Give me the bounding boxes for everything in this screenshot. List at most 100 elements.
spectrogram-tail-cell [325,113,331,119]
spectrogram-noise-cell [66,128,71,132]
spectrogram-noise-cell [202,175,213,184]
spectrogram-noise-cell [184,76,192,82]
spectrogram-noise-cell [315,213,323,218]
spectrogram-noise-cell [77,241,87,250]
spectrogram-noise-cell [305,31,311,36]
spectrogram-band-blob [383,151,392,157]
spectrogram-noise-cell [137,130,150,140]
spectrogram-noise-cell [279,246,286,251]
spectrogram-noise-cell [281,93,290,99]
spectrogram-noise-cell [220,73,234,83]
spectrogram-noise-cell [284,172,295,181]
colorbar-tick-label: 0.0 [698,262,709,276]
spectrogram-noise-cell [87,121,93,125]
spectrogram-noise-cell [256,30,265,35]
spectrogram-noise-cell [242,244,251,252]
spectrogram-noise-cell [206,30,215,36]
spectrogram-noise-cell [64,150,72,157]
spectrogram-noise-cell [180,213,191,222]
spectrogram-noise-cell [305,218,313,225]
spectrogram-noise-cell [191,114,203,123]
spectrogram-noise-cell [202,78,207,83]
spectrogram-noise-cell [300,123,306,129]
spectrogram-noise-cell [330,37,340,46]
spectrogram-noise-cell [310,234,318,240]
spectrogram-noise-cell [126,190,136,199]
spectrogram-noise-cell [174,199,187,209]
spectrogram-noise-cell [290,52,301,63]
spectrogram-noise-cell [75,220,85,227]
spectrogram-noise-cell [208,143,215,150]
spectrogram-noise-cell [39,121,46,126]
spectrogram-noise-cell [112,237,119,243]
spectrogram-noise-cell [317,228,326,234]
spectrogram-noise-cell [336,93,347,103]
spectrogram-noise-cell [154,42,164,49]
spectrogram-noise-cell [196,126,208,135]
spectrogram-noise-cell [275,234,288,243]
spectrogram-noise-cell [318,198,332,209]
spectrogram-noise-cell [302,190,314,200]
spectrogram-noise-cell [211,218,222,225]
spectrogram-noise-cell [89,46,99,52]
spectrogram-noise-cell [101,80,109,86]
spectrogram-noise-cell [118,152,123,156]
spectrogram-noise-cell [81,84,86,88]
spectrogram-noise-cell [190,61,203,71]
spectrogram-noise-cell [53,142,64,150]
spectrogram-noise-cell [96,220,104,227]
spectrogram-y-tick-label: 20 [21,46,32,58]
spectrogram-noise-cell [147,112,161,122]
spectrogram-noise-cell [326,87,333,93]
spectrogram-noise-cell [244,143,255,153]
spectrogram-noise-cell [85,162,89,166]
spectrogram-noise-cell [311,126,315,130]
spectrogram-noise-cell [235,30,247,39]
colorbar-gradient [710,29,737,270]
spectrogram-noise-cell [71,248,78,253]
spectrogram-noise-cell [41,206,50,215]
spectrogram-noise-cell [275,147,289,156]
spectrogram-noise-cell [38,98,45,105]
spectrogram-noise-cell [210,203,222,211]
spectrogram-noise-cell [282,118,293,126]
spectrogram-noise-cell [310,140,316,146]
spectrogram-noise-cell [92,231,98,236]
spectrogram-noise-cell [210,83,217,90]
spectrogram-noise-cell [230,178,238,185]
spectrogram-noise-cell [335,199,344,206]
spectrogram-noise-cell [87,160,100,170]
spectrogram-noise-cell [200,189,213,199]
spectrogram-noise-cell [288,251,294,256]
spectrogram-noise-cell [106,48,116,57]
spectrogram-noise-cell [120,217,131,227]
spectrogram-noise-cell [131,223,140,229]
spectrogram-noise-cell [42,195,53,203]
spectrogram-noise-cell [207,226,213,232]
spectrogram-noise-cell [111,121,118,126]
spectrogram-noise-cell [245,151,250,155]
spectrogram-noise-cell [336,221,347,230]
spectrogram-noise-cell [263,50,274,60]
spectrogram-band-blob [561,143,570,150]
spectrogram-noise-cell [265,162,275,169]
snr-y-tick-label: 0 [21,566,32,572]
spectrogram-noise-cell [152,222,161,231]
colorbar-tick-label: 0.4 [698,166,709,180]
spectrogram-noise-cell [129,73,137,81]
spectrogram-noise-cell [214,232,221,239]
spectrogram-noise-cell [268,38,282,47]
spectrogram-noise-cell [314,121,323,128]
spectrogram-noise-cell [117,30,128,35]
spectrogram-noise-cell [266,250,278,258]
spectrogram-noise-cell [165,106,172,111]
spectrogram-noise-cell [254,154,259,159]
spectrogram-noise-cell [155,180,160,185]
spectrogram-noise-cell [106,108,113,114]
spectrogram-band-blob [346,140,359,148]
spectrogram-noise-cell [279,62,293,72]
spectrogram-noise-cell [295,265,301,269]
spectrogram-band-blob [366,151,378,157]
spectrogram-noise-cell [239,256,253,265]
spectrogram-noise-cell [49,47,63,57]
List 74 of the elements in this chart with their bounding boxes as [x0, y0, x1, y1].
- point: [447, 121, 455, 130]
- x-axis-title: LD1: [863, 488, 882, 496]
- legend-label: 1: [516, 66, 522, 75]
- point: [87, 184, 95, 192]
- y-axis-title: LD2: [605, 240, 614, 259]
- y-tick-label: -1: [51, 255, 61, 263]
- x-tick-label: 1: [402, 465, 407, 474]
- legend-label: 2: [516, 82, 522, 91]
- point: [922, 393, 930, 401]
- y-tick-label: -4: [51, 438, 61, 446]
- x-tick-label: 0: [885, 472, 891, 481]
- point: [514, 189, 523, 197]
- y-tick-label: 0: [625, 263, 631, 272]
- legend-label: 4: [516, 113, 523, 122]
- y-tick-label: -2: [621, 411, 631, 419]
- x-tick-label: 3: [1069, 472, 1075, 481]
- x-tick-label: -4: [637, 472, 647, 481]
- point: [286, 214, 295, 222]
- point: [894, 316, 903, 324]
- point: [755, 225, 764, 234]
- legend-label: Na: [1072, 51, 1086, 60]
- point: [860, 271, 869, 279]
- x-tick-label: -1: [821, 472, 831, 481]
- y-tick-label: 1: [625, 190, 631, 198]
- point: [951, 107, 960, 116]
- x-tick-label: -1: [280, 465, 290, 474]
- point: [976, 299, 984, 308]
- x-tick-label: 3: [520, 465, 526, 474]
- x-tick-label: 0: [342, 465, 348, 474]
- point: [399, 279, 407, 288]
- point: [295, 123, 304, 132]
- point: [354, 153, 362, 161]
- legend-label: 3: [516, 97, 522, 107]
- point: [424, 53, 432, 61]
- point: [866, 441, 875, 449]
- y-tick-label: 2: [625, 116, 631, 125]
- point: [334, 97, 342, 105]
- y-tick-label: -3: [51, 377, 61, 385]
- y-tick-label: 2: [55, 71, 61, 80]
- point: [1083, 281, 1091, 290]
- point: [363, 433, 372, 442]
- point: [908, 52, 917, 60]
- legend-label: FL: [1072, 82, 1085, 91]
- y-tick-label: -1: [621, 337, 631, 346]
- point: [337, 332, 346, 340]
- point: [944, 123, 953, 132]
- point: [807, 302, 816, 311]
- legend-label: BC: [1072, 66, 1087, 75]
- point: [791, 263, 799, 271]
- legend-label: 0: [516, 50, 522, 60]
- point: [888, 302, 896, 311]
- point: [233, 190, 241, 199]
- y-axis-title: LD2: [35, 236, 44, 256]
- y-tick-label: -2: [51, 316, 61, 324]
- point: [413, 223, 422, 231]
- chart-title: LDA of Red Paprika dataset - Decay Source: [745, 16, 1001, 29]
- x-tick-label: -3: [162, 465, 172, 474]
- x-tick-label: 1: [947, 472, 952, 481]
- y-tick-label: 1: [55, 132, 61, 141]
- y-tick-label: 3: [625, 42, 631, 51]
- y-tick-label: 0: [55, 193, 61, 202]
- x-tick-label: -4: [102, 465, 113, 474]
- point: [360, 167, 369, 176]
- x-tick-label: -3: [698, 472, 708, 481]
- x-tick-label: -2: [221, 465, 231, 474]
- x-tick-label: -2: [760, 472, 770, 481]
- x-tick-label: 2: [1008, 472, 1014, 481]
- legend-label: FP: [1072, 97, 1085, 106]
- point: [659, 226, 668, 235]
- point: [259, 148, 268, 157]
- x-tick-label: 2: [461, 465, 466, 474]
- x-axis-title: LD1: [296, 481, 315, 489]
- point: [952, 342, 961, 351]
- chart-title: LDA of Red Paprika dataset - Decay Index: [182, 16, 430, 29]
######
PROBLEM REQUIREMENTS - Give the listing from the start through the line containing "colorbar-tick-label: 0.0 [698,262,709,276]" as a numbered list, leaving out blank lines.

EXPECTED OUTPUT -
1. Give me the bounding boxes for everything in this screenshot. List at most 100 elements.
2. spectrogram-tail-cell [325,113,331,119]
3. spectrogram-noise-cell [66,128,71,132]
4. spectrogram-noise-cell [202,175,213,184]
5. spectrogram-noise-cell [184,76,192,82]
6. spectrogram-noise-cell [315,213,323,218]
7. spectrogram-noise-cell [77,241,87,250]
8. spectrogram-noise-cell [305,31,311,36]
9. spectrogram-band-blob [383,151,392,157]
10. spectrogram-noise-cell [137,130,150,140]
11. spectrogram-noise-cell [279,246,286,251]
12. spectrogram-noise-cell [281,93,290,99]
13. spectrogram-noise-cell [220,73,234,83]
14. spectrogram-noise-cell [284,172,295,181]
15. colorbar-tick-label: 0.0 [698,262,709,276]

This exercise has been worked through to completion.